Records supplied.
========================

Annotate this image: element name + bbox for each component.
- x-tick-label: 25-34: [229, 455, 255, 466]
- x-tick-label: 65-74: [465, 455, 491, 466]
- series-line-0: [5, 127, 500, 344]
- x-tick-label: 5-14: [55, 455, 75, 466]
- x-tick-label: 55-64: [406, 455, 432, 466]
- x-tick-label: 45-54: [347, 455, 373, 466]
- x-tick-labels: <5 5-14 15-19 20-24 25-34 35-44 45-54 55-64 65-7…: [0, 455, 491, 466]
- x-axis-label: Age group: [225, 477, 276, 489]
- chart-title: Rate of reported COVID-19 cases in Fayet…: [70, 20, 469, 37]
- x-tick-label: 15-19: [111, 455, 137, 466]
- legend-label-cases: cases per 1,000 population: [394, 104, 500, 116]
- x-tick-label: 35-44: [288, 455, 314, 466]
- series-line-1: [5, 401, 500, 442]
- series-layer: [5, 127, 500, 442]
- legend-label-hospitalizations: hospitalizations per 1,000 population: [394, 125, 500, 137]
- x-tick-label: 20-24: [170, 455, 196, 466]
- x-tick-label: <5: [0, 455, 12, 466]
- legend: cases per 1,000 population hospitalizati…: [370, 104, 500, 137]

========================

Rewrite all of the data above, swapping every occurrence of "population" for "residents" and leaving everything else unchanged.

Worked solution.
Annotate this image: element name + bbox for each component.
- x-tick-label: 25-34: [229, 455, 255, 466]
- x-tick-label: 65-74: [465, 455, 491, 466]
- series-line-0: [5, 127, 500, 344]
- x-tick-label: 5-14: [55, 455, 75, 466]
- x-tick-label: 55-64: [406, 455, 432, 466]
- x-tick-label: 45-54: [347, 455, 373, 466]
- x-tick-labels: <5 5-14 15-19 20-24 25-34 35-44 45-54 55-64 65-7…: [0, 455, 491, 466]
- x-axis-label: Age group: [225, 477, 276, 489]
- chart-title: Rate of reported COVID-19 cases in Fayet…: [70, 20, 469, 37]
- x-tick-label: 15-19: [111, 455, 137, 466]
- legend-label-cases: cases per 1,000 residents: [394, 104, 500, 116]
- x-tick-label: 35-44: [288, 455, 314, 466]
- series-line-1: [5, 401, 500, 442]
- series-layer: [5, 127, 500, 442]
- legend-label-hospitalizations: hospitalizations per 1,000 residents: [394, 125, 500, 137]
- x-tick-label: 20-24: [170, 455, 196, 466]
- x-tick-label: <5: [0, 455, 12, 466]
- legend: cases per 1,000 residents hospitalizati…: [370, 104, 500, 137]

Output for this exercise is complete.